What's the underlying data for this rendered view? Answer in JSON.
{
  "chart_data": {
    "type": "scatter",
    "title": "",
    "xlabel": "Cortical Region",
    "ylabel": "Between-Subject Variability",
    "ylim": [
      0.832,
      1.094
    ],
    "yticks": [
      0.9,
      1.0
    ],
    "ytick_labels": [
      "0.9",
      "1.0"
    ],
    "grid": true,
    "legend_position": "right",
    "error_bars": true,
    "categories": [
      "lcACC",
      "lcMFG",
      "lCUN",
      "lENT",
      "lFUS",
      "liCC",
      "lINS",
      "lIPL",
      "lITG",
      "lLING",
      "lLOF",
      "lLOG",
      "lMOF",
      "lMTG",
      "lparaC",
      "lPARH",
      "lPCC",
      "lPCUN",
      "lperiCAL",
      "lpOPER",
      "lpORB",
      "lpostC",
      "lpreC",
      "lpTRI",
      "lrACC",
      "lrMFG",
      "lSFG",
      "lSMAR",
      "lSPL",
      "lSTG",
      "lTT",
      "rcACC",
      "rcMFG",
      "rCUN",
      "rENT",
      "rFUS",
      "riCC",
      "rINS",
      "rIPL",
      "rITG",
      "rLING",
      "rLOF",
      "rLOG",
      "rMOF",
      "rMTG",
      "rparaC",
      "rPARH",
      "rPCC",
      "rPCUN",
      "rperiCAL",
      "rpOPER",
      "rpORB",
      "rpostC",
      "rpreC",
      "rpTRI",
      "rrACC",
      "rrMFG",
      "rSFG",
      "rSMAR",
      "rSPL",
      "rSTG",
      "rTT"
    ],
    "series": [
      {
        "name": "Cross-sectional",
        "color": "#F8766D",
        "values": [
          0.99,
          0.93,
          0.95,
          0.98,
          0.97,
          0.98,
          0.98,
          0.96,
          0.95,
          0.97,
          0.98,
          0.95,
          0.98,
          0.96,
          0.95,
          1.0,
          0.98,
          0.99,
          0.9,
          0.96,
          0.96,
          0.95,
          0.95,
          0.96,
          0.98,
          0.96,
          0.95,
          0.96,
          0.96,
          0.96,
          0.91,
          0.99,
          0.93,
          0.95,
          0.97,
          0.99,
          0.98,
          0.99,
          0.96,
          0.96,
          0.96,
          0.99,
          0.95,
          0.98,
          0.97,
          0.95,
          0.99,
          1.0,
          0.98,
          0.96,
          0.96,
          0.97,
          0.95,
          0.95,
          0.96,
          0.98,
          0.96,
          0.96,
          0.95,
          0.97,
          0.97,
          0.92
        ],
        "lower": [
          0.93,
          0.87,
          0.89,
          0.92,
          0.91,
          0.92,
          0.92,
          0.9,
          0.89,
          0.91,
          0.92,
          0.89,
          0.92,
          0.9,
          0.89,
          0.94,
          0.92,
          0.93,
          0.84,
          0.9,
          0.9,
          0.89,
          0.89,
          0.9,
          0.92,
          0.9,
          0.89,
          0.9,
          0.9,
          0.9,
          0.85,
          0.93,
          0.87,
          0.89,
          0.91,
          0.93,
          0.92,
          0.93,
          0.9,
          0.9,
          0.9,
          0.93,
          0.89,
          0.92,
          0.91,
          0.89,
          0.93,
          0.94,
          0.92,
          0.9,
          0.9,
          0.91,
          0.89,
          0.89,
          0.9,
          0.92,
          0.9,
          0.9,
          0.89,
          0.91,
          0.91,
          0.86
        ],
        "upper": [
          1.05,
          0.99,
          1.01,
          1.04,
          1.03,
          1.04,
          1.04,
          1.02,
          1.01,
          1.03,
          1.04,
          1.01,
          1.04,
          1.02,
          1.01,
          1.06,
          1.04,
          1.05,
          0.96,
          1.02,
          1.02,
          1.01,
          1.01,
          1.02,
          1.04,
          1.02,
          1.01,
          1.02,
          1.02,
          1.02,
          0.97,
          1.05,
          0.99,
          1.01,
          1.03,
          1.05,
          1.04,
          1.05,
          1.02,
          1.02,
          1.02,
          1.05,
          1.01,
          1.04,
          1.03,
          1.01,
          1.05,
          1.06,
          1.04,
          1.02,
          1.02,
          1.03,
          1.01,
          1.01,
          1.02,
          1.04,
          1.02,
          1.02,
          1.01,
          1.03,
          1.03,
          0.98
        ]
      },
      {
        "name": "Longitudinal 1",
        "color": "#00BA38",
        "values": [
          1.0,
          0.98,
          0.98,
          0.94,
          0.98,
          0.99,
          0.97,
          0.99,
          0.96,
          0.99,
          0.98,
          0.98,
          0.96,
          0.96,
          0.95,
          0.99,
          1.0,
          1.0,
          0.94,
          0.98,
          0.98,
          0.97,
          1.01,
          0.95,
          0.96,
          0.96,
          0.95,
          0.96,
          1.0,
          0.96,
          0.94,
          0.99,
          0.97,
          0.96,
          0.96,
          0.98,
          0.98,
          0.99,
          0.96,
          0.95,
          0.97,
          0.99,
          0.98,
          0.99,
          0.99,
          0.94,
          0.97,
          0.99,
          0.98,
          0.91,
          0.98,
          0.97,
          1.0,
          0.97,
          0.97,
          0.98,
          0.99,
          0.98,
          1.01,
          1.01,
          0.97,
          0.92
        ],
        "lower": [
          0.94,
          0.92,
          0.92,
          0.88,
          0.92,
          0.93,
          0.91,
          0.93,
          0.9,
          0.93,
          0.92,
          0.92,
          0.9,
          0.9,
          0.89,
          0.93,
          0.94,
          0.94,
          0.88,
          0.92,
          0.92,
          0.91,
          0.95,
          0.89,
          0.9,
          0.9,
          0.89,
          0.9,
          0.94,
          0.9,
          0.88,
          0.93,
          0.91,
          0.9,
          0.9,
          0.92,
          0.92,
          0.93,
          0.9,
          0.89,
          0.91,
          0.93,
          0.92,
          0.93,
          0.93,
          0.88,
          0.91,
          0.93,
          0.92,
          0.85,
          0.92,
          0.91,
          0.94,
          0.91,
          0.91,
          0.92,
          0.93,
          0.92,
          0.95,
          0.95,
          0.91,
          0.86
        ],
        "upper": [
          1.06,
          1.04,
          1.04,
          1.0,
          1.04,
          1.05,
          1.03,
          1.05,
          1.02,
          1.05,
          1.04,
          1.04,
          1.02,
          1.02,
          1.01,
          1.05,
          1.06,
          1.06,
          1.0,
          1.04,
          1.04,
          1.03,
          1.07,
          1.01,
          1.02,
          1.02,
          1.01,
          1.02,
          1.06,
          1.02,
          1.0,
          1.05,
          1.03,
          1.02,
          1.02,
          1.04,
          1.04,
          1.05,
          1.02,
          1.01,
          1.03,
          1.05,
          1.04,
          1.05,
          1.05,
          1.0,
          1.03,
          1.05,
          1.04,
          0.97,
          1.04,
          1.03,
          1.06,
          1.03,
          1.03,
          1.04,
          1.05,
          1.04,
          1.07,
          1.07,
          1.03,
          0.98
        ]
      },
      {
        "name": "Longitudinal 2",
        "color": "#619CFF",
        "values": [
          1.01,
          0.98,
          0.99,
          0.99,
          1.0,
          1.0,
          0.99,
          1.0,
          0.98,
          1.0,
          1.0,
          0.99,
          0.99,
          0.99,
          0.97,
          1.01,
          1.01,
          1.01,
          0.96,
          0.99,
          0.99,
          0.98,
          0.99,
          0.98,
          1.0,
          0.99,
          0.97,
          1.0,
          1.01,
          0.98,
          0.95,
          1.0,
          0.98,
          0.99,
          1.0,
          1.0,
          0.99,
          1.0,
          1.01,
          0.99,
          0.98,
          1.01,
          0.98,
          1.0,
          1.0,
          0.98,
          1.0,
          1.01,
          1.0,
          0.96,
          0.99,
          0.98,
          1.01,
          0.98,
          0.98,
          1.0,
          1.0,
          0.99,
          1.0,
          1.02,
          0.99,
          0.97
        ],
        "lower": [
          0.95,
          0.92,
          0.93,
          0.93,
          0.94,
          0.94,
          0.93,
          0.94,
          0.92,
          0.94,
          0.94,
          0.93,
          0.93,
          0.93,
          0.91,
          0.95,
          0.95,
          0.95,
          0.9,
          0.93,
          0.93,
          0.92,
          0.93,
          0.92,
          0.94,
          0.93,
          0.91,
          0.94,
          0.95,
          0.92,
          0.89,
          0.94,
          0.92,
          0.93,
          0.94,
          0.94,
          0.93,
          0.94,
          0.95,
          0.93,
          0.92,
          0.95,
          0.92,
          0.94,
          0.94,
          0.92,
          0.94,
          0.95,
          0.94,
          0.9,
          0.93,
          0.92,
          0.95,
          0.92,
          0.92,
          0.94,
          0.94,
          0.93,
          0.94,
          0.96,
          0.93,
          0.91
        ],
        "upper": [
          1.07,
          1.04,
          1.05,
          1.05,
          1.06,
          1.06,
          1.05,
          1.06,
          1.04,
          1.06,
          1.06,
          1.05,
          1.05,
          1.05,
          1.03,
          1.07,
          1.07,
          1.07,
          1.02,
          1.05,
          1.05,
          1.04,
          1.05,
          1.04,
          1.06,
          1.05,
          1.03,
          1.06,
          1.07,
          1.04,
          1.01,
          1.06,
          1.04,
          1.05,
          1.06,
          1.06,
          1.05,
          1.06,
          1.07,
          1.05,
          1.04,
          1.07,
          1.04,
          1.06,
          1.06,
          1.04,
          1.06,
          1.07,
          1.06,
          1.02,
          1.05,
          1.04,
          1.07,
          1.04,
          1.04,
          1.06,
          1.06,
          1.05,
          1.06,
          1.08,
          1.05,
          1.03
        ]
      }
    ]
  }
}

-----

§ **TASK REQUIREMENTS**
Exactly how many lines contain "Longitudinal"? State the number and nothing else.

§ **COMPLETED EXERCISE**
2